• **SET TASK**: Gather all lines in the records below that include the word "crash".
# START OF DATASET EXTRACT
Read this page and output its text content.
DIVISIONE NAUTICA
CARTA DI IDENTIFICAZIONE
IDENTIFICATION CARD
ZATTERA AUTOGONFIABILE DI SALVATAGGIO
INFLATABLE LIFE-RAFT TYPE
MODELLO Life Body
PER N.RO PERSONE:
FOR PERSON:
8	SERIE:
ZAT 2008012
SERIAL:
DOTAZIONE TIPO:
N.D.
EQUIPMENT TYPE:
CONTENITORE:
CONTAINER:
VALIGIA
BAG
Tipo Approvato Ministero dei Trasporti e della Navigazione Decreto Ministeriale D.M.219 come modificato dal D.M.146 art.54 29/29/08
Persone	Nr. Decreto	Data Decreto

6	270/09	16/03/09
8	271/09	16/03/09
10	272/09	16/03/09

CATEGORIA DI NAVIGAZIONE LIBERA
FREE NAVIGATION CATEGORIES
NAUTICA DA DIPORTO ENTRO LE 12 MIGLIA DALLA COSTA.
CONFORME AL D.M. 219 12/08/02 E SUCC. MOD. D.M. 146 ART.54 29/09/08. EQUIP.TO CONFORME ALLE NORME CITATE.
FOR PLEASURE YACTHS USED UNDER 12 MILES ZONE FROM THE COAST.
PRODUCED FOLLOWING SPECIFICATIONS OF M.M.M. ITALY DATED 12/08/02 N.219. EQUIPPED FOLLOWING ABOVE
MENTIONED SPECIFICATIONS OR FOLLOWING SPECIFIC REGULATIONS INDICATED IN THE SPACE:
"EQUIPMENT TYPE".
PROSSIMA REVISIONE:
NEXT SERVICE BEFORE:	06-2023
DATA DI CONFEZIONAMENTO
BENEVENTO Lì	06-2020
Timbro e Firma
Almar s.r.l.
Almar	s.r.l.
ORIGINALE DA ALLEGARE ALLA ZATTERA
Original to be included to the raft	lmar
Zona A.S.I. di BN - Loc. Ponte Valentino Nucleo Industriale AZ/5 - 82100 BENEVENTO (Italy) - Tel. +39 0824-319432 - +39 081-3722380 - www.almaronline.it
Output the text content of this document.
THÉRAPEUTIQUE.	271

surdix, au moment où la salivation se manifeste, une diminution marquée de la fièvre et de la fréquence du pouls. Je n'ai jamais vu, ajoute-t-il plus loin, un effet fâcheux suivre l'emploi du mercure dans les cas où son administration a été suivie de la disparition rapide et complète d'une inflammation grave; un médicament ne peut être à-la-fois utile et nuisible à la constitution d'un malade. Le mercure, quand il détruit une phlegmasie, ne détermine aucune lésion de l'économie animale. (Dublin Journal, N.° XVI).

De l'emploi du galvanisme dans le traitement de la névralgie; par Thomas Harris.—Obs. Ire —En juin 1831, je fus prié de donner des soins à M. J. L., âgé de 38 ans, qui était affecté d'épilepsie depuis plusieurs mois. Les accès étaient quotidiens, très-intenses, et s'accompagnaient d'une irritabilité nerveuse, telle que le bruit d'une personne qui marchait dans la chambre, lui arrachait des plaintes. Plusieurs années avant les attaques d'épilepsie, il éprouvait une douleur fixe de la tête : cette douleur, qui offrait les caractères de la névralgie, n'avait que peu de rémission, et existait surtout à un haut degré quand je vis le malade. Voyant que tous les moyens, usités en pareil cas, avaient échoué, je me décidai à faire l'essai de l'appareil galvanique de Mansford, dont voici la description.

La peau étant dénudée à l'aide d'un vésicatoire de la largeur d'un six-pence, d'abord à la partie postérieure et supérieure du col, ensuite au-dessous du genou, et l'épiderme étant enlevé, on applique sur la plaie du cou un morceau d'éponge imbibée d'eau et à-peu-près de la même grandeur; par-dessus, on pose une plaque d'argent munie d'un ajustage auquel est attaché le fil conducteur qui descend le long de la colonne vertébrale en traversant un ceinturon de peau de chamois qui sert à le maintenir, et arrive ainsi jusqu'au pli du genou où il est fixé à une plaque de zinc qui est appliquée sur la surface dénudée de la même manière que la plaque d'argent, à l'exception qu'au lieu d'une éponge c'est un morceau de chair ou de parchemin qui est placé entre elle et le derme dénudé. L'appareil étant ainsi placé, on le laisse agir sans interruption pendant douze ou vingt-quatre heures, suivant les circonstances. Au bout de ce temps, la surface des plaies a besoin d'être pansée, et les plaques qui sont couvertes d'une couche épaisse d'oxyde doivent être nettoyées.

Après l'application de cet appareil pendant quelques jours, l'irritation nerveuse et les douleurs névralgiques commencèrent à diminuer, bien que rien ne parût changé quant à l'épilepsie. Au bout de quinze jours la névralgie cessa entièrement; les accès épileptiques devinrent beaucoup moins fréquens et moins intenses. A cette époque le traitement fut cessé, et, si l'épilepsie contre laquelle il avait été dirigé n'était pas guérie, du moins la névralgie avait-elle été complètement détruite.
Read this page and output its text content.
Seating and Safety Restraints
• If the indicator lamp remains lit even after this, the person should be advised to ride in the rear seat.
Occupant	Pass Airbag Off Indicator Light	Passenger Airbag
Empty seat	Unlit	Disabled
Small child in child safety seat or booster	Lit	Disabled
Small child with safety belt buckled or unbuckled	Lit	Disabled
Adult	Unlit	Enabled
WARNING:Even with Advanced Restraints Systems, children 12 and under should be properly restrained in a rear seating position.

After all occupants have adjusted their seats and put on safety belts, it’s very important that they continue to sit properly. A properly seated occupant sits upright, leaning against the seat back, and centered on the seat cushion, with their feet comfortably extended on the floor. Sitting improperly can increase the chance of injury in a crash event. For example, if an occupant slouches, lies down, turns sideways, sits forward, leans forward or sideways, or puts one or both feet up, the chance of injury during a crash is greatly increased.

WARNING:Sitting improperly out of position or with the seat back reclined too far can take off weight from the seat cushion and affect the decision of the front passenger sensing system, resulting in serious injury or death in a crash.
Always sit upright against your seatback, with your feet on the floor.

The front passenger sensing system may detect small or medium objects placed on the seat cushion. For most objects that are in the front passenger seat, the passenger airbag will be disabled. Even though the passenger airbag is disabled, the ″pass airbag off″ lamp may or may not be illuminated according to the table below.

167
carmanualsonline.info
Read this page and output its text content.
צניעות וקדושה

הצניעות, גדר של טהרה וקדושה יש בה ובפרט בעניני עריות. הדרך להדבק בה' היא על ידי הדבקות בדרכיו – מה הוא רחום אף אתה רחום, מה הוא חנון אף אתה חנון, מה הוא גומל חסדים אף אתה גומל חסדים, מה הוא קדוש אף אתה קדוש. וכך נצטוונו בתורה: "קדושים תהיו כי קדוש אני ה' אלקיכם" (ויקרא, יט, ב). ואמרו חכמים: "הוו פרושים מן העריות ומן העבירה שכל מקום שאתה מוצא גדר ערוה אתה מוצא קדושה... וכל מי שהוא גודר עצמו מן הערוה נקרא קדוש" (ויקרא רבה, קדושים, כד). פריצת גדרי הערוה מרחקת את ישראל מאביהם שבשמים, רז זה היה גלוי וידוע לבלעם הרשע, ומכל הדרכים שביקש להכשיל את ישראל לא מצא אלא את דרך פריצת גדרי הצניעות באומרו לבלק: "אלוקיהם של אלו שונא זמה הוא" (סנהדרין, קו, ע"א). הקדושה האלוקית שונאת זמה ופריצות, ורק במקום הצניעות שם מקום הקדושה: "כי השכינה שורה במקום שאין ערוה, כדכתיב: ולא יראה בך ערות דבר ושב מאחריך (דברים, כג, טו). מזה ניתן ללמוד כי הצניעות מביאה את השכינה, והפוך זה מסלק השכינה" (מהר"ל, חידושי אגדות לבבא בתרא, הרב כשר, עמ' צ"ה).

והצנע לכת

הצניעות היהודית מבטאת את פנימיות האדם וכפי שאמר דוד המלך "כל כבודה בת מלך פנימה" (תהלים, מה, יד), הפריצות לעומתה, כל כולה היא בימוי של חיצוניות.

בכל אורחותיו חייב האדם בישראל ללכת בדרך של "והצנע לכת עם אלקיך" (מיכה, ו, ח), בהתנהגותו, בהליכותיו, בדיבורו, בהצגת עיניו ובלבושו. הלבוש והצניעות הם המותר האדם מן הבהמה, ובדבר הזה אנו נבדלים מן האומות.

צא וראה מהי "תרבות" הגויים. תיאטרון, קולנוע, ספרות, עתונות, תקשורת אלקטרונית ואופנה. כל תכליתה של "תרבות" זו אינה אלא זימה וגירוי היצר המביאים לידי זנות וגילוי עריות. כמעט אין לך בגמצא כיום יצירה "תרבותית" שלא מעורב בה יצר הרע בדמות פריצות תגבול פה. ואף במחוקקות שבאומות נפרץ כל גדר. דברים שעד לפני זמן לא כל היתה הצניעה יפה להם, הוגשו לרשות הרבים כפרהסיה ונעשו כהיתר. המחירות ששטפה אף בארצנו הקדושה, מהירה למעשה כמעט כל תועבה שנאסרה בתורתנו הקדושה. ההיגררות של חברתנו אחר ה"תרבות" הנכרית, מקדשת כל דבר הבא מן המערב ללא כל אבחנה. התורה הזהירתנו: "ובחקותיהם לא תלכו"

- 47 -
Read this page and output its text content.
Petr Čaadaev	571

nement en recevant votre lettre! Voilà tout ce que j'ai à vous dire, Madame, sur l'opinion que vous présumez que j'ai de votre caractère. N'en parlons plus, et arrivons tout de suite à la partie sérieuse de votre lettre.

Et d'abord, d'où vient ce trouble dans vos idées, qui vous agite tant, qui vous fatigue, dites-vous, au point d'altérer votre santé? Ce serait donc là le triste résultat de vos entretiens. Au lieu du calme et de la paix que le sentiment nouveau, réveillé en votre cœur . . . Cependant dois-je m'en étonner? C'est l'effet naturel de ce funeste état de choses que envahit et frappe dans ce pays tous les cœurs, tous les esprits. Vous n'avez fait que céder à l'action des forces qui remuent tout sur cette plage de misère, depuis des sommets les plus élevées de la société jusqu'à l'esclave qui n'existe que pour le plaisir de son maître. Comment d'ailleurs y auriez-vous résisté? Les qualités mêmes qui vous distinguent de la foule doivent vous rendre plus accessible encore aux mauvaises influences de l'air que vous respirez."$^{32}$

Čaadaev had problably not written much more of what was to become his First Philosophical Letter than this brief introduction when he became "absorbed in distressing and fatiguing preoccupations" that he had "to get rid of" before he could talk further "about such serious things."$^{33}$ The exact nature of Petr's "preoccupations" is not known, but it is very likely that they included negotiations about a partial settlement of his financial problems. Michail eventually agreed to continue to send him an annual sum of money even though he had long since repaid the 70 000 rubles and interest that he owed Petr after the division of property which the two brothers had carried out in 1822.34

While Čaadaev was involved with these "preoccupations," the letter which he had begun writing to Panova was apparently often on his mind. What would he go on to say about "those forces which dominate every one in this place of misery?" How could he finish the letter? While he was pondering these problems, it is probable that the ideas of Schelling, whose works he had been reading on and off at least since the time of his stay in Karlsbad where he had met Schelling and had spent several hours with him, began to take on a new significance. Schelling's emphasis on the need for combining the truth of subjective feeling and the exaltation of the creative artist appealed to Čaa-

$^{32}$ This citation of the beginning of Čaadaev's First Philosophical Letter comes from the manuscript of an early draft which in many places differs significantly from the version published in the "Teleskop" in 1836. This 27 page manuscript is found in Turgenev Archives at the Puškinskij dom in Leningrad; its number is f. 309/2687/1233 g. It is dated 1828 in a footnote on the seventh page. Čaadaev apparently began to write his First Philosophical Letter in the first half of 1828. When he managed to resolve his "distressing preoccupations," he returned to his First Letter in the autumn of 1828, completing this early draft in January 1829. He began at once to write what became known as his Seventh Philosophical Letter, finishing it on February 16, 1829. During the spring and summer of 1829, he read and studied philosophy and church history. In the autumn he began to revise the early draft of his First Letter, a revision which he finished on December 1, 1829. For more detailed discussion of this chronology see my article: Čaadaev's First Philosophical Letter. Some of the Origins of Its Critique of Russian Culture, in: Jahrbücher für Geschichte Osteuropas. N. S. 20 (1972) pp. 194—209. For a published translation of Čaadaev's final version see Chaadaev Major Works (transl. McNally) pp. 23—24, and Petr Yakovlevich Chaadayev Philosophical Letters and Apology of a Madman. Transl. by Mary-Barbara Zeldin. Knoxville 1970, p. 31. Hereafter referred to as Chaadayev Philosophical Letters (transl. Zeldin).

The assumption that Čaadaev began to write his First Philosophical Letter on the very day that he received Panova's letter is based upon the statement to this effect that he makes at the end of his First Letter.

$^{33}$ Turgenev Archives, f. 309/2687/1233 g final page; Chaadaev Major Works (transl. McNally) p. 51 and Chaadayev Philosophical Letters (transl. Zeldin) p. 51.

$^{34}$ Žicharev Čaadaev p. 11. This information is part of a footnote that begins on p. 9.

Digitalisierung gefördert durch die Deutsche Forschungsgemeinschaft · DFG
# END OF DATASET EXTRACT
• **PROBLEM SOLUTION**:
After all occupants have adjusted their seats and put on safety belts, it’s very important that they continue to sit properly. A properly seated occupant sits upright, leaning against the seat back, and centered on the seat cushion, with their feet comfortably extended on the floor. Sitting improperly can increase the chance of injury in a crash event. For example, if an occupant slouches, lies down, turns sideways, sits forward, leans forward or sideways, or puts one or both feet up, the chance of injury during a crash is greatly increased.
WARNING:Sitting improperly out of position or with the seat back reclined too far can take off weight from the seat cushion and affect the decision of the front passenger sensing system, resulting in serious injury or death in a crash.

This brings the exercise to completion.